== Direction ==
Make an exact copy of all the records.
==== Data excerpts ====
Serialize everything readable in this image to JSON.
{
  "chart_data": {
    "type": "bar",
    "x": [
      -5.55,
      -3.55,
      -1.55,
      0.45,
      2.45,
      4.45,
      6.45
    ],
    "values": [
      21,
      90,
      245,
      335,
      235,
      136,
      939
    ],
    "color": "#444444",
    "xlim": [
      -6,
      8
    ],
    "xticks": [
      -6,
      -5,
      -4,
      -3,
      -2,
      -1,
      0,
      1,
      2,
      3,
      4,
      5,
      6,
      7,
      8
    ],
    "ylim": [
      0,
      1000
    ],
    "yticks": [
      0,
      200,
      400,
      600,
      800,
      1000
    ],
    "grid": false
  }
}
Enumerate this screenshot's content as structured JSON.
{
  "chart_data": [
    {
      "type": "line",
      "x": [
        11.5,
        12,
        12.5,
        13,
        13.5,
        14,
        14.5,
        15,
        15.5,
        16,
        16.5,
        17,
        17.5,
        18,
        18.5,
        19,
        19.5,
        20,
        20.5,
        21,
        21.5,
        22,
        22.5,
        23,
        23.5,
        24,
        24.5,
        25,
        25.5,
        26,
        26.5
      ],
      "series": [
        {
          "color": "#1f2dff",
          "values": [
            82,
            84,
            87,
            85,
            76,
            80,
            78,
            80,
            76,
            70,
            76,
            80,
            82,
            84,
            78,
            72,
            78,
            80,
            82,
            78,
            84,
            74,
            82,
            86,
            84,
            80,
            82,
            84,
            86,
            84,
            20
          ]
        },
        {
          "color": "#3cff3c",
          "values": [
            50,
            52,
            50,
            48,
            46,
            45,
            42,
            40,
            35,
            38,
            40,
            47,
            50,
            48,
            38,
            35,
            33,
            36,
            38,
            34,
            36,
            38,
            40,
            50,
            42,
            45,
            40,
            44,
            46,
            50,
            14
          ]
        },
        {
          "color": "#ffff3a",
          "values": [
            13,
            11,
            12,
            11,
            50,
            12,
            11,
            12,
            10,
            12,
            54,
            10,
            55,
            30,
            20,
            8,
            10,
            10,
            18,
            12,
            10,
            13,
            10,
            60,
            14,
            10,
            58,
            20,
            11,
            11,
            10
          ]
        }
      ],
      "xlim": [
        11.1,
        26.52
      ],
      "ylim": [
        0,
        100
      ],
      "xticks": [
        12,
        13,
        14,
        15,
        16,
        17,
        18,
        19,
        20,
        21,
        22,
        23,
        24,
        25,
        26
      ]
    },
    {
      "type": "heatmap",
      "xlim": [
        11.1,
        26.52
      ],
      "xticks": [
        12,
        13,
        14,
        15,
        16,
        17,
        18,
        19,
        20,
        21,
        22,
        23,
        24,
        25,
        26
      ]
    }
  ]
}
====
== Exercise solution ==
Serialize everything readable in this image to JSON.
{
  "chart_data": {
    "type": "bar",
    "x": [
      -5.55,
      -3.55,
      -1.55,
      0.45,
      2.45,
      4.45,
      6.45
    ],
    "values": [
      21,
      90,
      245,
      335,
      235,
      136,
      939
    ],
    "color": "#444444",
    "xlim": [
      -6,
      8
    ],
    "xticks": [
      -6,
      -5,
      -4,
      -3,
      -2,
      -1,
      0,
      1,
      2,
      3,
      4,
      5,
      6,
      7,
      8
    ],
    "ylim": [
      0,
      1000
    ],
    "yticks": [
      0,
      200,
      400,
      600,
      800,
      1000
    ],
    "grid": false
  }
}
Enumerate this screenshot's content as structured JSON.
{
  "chart_data": [
    {
      "type": "line",
      "x": [
        11.5,
        12,
        12.5,
        13,
        13.5,
        14,
        14.5,
        15,
        15.5,
        16,
        16.5,
        17,
        17.5,
        18,
        18.5,
        19,
        19.5,
        20,
        20.5,
        21,
        21.5,
        22,
        22.5,
        23,
        23.5,
        24,
        24.5,
        25,
        25.5,
        26,
        26.5
      ],
      "series": [
        {
          "color": "#1f2dff",
          "values": [
            82,
            84,
            87,
            85,
            76,
            80,
            78,
            80,
            76,
            70,
            76,
            80,
            82,
            84,
            78,
            72,
            78,
            80,
            82,
            78,
            84,
            74,
            82,
            86,
            84,
            80,
            82,
            84,
            86,
            84,
            20
          ]
        },
        {
          "color": "#3cff3c",
          "values": [
            50,
            52,
            50,
            48,
            46,
            45,
            42,
            40,
            35,
            38,
            40,
            47,
            50,
            48,
            38,
            35,
            33,
            36,
            38,
            34,
            36,
            38,
            40,
            50,
            42,
            45,
            40,
            44,
            46,
            50,
            14
          ]
        },
        {
          "color": "#ffff3a",
          "values": [
            13,
            11,
            12,
            11,
            50,
            12,
            11,
            12,
            10,
            12,
            54,
            10,
            55,
            30,
            20,
            8,
            10,
            10,
            18,
            12,
            10,
            13,
            10,
            60,
            14,
            10,
            58,
            20,
            11,
            11,
            10
          ]
        }
      ],
      "xlim": [
        11.1,
        26.52
      ],
      "ylim": [
        0,
        100
      ],
      "xticks": [
        12,
        13,
        14,
        15,
        16,
        17,
        18,
        19,
        20,
        21,
        22,
        23,
        24,
        25,
        26
      ]
    },
    {
      "type": "heatmap",
      "xlim": [
        11.1,
        26.52
      ],
      "xticks": [
        12,
        13,
        14,
        15,
        16,
        17,
        18,
        19,
        20,
        21,
        22,
        23,
        24,
        25,
        26
      ]
    }
  ]
}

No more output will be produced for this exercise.